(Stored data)
* Begin *

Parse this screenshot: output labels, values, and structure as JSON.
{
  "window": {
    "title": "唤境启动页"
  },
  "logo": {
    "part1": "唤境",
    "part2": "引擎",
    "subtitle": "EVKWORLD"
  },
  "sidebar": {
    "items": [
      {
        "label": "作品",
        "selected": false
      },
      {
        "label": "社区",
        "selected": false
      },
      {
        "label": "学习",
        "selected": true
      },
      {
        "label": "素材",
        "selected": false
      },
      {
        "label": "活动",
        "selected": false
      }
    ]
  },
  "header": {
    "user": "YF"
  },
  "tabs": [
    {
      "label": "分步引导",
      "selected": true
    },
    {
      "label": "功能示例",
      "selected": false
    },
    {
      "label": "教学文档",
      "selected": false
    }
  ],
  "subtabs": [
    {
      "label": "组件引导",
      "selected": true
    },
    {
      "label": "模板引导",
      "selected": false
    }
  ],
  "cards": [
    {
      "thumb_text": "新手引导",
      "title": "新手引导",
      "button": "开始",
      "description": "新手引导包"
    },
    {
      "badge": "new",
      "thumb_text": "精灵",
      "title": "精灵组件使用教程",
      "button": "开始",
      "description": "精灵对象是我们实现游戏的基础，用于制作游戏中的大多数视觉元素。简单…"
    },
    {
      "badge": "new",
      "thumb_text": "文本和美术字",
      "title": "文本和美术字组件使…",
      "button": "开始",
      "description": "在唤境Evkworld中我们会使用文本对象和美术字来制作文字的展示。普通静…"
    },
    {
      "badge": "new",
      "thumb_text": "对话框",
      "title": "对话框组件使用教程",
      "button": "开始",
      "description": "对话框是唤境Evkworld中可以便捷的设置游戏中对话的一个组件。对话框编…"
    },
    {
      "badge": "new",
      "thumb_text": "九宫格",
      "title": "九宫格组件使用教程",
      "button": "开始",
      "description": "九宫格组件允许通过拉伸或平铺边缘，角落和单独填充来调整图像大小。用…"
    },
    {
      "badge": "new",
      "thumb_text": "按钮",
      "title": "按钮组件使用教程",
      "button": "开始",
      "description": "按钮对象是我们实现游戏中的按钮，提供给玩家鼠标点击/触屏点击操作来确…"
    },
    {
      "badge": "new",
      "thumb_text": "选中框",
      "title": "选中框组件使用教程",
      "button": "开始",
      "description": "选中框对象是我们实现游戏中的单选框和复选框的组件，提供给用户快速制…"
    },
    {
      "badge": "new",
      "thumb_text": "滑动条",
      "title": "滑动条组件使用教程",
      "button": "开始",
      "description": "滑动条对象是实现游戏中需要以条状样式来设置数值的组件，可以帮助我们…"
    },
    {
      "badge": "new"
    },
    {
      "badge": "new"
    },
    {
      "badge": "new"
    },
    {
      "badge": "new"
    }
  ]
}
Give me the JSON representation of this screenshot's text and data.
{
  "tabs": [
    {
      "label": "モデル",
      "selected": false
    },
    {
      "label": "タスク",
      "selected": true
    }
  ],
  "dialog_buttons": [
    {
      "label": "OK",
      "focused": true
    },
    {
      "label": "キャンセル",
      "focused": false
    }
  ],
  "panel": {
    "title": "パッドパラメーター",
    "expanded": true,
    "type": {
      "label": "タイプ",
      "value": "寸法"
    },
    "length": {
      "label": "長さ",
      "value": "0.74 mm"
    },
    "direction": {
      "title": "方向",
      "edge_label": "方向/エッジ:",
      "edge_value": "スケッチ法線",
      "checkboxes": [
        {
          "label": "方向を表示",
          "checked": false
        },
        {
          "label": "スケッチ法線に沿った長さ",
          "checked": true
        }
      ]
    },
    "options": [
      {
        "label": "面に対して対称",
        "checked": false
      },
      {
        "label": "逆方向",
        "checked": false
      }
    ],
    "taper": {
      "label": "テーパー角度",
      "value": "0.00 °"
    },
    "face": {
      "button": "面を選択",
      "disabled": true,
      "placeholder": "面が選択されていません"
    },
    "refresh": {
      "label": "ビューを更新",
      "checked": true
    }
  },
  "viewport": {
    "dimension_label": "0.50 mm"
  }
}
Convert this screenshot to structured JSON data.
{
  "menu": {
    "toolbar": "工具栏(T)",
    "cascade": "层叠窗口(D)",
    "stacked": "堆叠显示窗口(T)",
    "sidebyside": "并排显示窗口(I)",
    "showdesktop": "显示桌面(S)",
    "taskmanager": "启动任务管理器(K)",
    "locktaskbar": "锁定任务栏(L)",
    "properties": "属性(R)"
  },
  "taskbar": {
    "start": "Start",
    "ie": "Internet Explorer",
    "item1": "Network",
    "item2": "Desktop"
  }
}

* End *

◆ WRITTEN PROBLEM ◆
Find "this". Copy every line it occurs in.

◆ WRITTEN SOLUTION ◆
Parse this screenshot: output labels, values, and structure as JSON.
Give me the JSON representation of this screenshot's text and data.
Convert this screenshot to structured JSON data.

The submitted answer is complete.